WHAT THE TASK ASKS — Reproduce all of the data below without alteration; exclude every picture.
(begin)
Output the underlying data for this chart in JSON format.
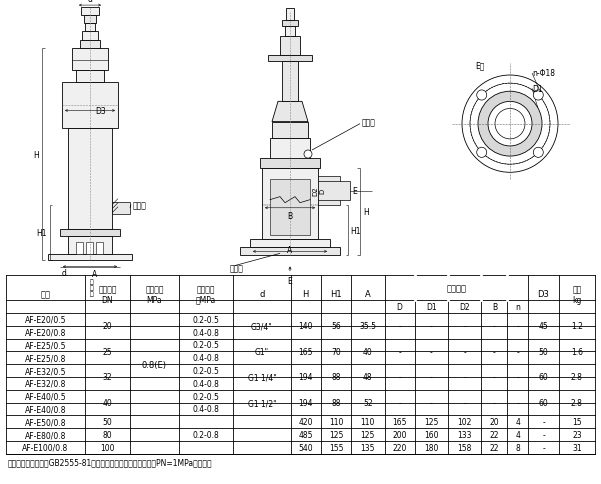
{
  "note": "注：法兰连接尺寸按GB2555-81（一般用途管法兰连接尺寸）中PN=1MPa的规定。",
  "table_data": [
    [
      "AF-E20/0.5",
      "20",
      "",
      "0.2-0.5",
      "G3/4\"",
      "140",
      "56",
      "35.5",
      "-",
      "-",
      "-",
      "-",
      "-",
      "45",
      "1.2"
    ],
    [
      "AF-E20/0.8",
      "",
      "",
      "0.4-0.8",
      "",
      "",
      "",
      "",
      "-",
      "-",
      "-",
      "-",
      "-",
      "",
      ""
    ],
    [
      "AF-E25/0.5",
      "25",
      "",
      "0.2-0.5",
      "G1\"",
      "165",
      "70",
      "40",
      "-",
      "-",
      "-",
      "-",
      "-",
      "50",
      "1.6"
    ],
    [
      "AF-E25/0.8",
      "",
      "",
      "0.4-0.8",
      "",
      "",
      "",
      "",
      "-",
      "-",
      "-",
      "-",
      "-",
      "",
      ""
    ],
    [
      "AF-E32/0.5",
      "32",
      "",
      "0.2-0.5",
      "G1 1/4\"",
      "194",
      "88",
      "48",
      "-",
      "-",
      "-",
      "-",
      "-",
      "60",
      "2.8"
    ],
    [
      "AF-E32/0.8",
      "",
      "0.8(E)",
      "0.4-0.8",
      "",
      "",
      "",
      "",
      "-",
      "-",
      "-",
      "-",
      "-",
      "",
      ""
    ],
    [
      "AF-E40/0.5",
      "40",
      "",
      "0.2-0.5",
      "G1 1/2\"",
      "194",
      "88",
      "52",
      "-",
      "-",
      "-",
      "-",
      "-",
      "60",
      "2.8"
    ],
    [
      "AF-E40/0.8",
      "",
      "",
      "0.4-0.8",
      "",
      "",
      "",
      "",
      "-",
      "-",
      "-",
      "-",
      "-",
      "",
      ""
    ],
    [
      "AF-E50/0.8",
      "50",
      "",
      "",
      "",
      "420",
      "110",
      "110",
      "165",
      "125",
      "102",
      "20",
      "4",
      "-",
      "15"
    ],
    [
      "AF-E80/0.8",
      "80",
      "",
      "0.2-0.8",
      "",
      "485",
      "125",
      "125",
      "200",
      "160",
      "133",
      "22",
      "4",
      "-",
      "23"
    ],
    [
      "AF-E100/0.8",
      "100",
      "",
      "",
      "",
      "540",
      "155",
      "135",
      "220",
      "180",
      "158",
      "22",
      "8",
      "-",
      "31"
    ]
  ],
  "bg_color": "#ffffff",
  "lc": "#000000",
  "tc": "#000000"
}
(end)
FULL ANSWER —
Output the underlying data for this chart in JSON format.
{
  "note": "注：法兰连接尺寸按GB2555-81（一般用途管法兰连接尺寸）中PN=1MPa的规定。",
  "table_data": [
    [
      "AF-E20/0.5",
      "20",
      "",
      "0.2-0.5",
      "G3/4\"",
      "140",
      "56",
      "35.5",
      "-",
      "-",
      "-",
      "-",
      "-",
      "45",
      "1.2"
    ],
    [
      "AF-E20/0.8",
      "",
      "",
      "0.4-0.8",
      "",
      "",
      "",
      "",
      "-",
      "-",
      "-",
      "-",
      "-",
      "",
      ""
    ],
    [
      "AF-E25/0.5",
      "25",
      "",
      "0.2-0.5",
      "G1\"",
      "165",
      "70",
      "40",
      "-",
      "-",
      "-",
      "-",
      "-",
      "50",
      "1.6"
    ],
    [
      "AF-E25/0.8",
      "",
      "",
      "0.4-0.8",
      "",
      "",
      "",
      "",
      "-",
      "-",
      "-",
      "-",
      "-",
      "",
      ""
    ],
    [
      "AF-E32/0.5",
      "32",
      "",
      "0.2-0.5",
      "G1 1/4\"",
      "194",
      "88",
      "48",
      "-",
      "-",
      "-",
      "-",
      "-",
      "60",
      "2.8"
    ],
    [
      "AF-E32/0.8",
      "",
      "0.8(E)",
      "0.4-0.8",
      "",
      "",
      "",
      "",
      "-",
      "-",
      "-",
      "-",
      "-",
      "",
      ""
    ],
    [
      "AF-E40/0.5",
      "40",
      "",
      "0.2-0.5",
      "G1 1/2\"",
      "194",
      "88",
      "52",
      "-",
      "-",
      "-",
      "-",
      "-",
      "60",
      "2.8"
    ],
    [
      "AF-E40/0.8",
      "",
      "",
      "0.4-0.8",
      "",
      "",
      "",
      "",
      "-",
      "-",
      "-",
      "-",
      "-",
      "",
      ""
    ],
    [
      "AF-E50/0.8",
      "50",
      "",
      "",
      "",
      "420",
      "110",
      "110",
      "165",
      "125",
      "102",
      "20",
      "4",
      "-",
      "15"
    ],
    [
      "AF-E80/0.8",
      "80",
      "",
      "0.2-0.8",
      "",
      "485",
      "125",
      "125",
      "200",
      "160",
      "133",
      "22",
      "4",
      "-",
      "23"
    ],
    [
      "AF-E100/0.8",
      "100",
      "",
      "",
      "",
      "540",
      "155",
      "135",
      "220",
      "180",
      "158",
      "22",
      "8",
      "-",
      "31"
    ]
  ],
  "bg_color": "#ffffff",
  "lc": "#000000",
  "tc": "#000000"
}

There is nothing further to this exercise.